What you need to do:
Report every line from the material that contains the word "category".

(Records about charts and figures)

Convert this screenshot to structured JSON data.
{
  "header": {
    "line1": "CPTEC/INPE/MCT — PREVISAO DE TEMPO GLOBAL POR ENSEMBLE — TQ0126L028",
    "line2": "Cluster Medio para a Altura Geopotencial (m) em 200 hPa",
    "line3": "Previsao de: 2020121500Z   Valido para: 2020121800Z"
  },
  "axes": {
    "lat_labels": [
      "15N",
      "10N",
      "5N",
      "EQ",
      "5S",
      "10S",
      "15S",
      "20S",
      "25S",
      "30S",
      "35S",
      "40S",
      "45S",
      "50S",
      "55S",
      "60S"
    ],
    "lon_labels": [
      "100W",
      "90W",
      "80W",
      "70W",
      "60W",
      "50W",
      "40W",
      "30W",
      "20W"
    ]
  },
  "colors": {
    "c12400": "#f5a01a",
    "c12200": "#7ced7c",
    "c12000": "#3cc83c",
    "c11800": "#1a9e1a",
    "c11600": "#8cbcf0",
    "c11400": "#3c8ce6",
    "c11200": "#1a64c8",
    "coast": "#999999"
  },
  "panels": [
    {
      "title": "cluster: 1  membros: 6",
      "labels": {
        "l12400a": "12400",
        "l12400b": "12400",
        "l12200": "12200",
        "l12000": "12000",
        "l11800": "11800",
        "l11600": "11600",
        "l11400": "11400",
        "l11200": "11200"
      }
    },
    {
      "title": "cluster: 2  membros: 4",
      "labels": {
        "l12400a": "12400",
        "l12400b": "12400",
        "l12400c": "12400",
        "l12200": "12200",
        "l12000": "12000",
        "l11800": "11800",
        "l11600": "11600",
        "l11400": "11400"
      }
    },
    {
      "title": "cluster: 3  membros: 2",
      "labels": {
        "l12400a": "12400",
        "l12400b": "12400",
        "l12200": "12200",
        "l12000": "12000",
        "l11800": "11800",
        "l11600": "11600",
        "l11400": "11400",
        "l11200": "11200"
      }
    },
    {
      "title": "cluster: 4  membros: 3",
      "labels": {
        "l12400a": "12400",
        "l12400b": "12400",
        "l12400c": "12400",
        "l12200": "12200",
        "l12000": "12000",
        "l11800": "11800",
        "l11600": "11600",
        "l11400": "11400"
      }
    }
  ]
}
...
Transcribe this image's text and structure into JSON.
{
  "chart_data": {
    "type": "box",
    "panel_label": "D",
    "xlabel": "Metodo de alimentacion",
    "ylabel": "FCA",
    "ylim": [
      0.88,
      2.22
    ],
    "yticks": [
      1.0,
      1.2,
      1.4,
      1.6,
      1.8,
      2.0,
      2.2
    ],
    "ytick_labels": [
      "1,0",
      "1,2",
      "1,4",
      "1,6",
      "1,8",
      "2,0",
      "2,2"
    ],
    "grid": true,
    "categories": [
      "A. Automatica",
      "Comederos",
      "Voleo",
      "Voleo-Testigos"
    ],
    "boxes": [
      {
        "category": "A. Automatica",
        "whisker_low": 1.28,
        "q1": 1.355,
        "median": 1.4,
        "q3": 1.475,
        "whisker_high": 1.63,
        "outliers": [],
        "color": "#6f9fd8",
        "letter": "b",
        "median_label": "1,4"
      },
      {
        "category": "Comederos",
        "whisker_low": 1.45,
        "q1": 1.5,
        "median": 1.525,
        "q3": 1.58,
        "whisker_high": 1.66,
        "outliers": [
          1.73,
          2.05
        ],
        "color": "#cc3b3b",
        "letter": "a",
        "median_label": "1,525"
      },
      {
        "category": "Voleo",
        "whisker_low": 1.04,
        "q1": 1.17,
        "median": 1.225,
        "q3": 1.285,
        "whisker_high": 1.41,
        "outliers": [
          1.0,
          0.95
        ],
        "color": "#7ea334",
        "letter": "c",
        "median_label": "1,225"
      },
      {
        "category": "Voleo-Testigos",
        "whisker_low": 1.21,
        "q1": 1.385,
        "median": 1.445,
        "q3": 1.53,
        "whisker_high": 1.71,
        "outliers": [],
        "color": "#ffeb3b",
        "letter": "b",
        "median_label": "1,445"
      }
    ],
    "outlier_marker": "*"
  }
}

Response for this exercise:
        "category": "A. Automatica",
        "category": "Comederos",
        "category": "Voleo",
        "category": "Voleo-Testigos",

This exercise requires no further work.